Work instructions:
Copy out everything in the records below from the line containing "Give bounding boxes" down to the line containing "slice-label: Ieguldījumu fondu apliecības 0,4%", including both of those lines, and leave the pictures out.

Data records:
□ □ □ □ □

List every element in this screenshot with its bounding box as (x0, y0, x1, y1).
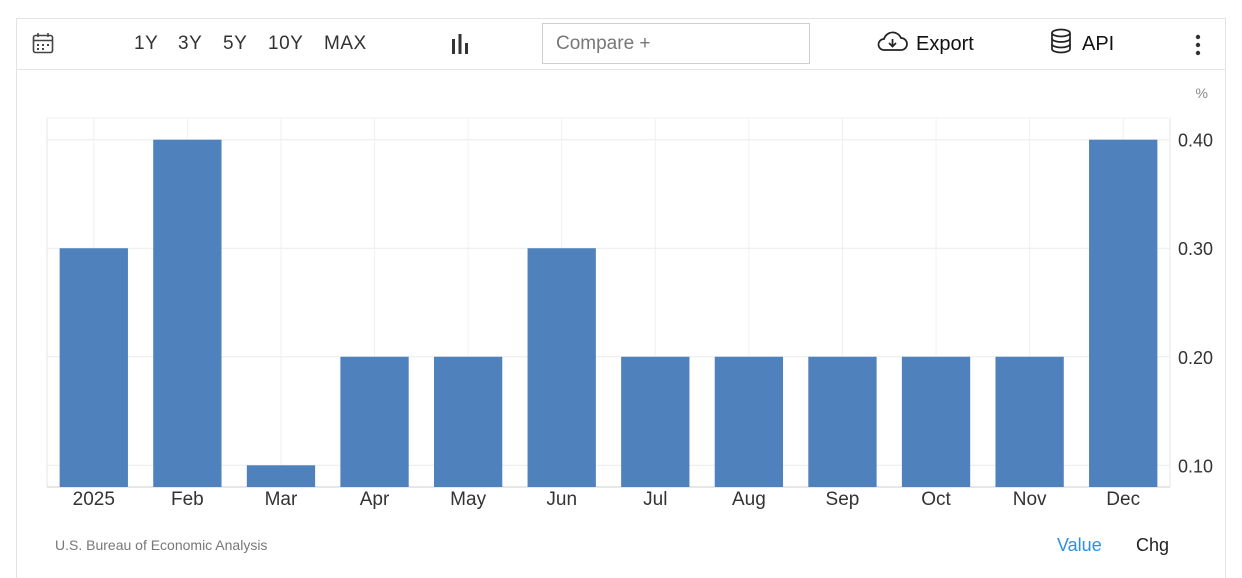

□ □ □ □ □

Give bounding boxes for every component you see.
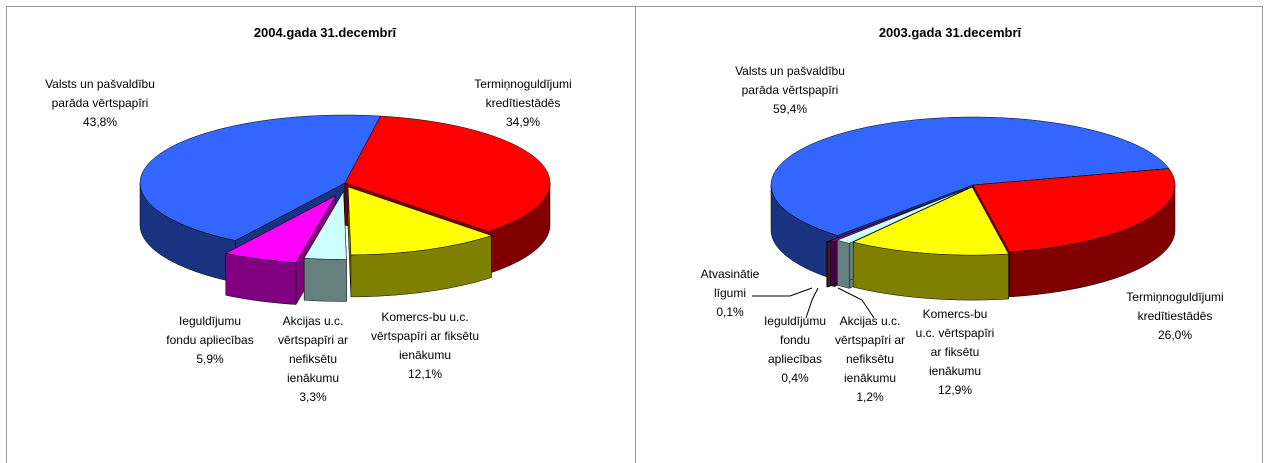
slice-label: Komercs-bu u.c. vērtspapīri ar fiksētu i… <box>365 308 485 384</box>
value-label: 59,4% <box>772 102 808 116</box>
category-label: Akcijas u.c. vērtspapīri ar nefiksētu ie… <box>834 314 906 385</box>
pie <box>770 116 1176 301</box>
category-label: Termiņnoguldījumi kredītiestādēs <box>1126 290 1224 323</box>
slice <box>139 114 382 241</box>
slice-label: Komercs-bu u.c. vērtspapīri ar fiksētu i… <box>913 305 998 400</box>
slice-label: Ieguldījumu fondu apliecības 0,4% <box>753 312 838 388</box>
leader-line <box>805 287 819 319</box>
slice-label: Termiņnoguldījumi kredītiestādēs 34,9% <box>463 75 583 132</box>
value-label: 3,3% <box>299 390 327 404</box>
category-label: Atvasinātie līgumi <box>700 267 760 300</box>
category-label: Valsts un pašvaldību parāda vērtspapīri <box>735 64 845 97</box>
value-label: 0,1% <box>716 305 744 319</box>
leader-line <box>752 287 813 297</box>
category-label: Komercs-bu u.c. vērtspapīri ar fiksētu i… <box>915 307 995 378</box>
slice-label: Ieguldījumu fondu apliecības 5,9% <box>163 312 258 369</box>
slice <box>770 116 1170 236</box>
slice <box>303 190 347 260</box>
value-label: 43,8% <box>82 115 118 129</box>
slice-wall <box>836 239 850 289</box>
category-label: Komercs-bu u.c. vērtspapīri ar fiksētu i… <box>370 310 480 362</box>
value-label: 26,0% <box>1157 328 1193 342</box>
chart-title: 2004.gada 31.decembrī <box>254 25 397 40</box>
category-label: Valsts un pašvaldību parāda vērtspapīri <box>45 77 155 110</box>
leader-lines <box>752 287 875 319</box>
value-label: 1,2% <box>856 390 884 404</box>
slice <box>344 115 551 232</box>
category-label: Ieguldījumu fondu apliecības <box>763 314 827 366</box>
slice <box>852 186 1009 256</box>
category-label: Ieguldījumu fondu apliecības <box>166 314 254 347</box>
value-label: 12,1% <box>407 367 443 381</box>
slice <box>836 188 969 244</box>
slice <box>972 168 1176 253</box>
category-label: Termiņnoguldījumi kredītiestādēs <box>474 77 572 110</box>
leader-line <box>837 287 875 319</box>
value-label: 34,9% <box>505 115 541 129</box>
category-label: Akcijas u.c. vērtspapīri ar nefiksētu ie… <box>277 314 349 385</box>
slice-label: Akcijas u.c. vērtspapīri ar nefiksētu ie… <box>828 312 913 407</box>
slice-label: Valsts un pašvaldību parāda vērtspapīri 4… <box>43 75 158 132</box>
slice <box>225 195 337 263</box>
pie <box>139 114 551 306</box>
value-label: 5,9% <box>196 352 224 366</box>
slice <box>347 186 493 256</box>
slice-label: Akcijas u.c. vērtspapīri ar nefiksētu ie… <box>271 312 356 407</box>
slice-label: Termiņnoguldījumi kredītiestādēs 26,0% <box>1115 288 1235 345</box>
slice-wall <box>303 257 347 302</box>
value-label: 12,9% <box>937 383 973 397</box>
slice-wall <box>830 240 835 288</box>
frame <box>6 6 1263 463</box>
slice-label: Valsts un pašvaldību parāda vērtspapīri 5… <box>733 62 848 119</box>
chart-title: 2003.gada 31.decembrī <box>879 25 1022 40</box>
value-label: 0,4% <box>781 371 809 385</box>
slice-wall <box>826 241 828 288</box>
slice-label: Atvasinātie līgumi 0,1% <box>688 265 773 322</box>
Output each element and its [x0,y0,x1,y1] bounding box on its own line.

□ □ □ □ □

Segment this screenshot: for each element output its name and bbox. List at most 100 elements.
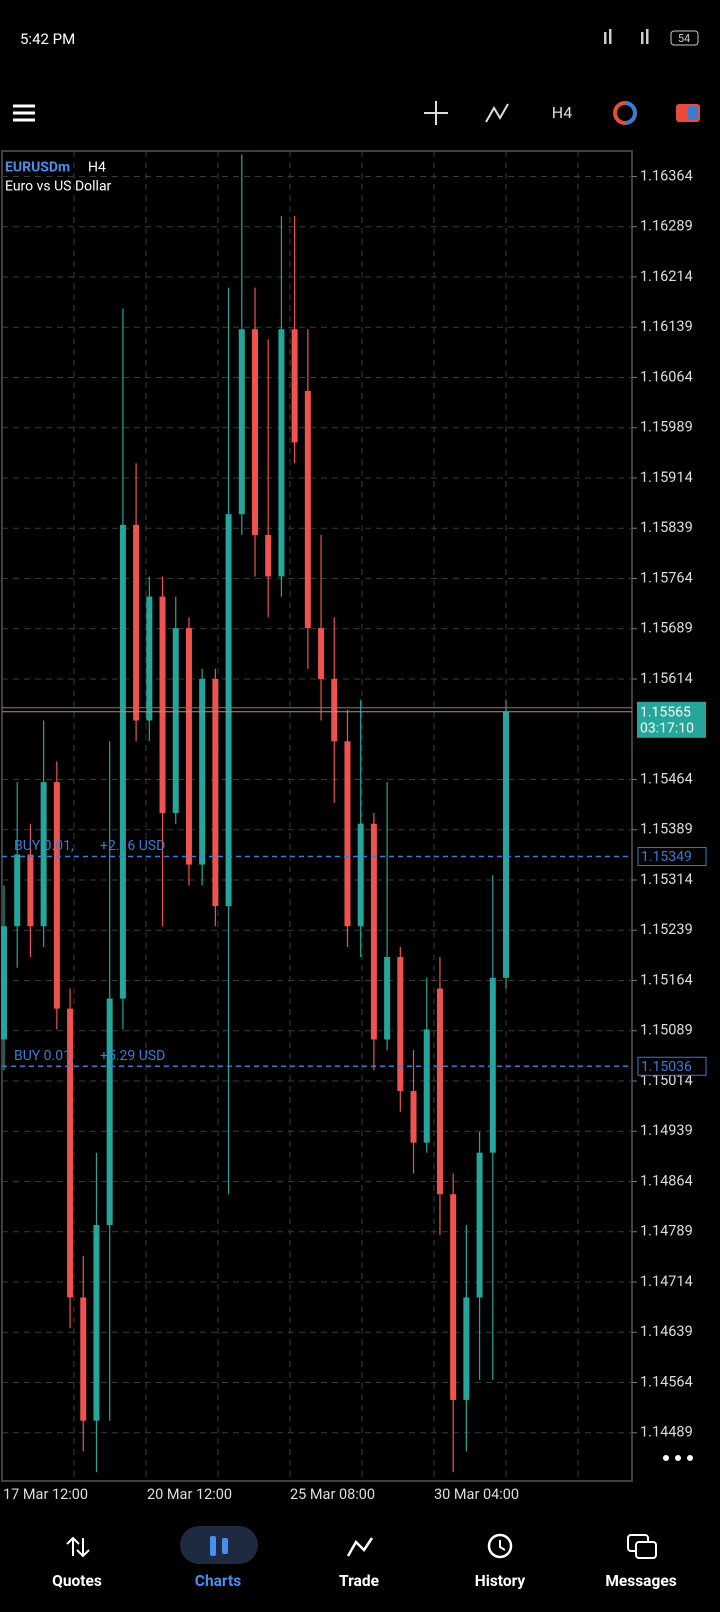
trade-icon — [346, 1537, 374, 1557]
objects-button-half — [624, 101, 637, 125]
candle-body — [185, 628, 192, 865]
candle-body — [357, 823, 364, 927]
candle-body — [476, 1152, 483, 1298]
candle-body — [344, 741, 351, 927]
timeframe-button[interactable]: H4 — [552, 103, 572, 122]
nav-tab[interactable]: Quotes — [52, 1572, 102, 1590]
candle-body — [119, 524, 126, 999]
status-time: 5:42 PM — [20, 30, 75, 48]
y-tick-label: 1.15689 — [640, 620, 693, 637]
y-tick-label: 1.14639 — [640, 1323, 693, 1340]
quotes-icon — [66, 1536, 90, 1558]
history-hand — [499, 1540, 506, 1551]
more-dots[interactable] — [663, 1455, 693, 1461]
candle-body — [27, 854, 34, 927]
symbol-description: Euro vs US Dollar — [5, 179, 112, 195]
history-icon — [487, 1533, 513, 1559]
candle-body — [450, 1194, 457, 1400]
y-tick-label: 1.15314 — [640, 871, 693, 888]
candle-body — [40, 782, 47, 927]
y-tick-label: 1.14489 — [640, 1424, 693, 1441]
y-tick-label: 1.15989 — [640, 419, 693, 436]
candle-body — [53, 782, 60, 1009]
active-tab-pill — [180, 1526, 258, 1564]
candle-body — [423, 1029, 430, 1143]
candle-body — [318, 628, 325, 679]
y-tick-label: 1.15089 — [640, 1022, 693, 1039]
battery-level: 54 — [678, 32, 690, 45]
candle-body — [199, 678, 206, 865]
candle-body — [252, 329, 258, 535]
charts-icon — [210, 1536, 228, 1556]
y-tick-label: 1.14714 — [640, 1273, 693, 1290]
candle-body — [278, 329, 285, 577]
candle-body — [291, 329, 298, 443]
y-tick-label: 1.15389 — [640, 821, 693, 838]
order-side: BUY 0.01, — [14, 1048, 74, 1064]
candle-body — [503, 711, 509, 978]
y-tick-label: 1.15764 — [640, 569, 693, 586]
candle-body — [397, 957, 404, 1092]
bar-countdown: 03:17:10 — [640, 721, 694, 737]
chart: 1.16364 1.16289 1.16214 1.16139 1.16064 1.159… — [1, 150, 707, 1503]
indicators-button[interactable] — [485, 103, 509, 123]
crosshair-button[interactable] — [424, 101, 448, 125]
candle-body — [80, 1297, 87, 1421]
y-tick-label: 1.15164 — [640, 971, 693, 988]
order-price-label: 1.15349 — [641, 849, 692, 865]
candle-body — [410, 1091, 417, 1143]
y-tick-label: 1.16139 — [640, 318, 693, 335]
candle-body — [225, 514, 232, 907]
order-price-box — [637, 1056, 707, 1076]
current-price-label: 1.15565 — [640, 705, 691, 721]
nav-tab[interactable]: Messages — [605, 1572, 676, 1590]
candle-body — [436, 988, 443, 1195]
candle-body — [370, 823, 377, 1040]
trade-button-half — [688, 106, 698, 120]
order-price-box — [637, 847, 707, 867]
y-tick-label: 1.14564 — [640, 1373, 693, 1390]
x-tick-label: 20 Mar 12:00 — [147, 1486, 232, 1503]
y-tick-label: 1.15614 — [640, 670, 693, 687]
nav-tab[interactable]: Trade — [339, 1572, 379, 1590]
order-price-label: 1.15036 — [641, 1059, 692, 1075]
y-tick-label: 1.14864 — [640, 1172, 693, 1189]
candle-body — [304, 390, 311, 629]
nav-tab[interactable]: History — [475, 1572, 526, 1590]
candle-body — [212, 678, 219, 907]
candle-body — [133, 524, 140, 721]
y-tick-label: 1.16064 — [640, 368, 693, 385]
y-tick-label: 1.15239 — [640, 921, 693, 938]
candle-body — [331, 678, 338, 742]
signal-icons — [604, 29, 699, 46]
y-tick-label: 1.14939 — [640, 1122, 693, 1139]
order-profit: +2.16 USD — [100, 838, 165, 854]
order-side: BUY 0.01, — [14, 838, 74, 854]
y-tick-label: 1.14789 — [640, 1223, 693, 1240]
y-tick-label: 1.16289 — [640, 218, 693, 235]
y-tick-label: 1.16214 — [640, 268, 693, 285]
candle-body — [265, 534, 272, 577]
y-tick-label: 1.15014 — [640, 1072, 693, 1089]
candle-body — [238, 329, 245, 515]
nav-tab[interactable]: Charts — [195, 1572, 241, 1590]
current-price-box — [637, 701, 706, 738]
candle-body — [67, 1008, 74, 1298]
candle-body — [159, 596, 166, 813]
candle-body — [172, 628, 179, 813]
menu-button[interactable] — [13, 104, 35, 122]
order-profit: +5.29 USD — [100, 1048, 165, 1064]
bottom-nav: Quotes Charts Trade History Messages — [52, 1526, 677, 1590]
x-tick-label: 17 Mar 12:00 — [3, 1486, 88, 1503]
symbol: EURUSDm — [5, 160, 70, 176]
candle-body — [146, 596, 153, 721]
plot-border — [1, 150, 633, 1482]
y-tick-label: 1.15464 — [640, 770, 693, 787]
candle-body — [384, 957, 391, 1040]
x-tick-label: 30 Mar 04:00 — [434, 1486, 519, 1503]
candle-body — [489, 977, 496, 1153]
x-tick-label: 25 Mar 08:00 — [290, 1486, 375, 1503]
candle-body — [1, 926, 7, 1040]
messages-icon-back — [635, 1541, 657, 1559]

□ □ □ □ □

Final result:
Give bounding boxes for every component you see.
slice-label: Komercs-bu u.c. vērtspapīri ar fiksētu i… <box>365 308 485 384</box>
value-label: 59,4% <box>772 102 808 116</box>
category-label: Akcijas u.c. vērtspapīri ar nefiksētu ie… <box>834 314 906 385</box>
pie <box>770 116 1176 301</box>
category-label: Termiņnoguldījumi kredītiestādēs <box>1126 290 1224 323</box>
slice <box>139 114 382 241</box>
slice-label: Komercs-bu u.c. vērtspapīri ar fiksētu i… <box>913 305 998 400</box>
slice-label: Ieguldījumu fondu apliecības 0,4% <box>753 312 838 388</box>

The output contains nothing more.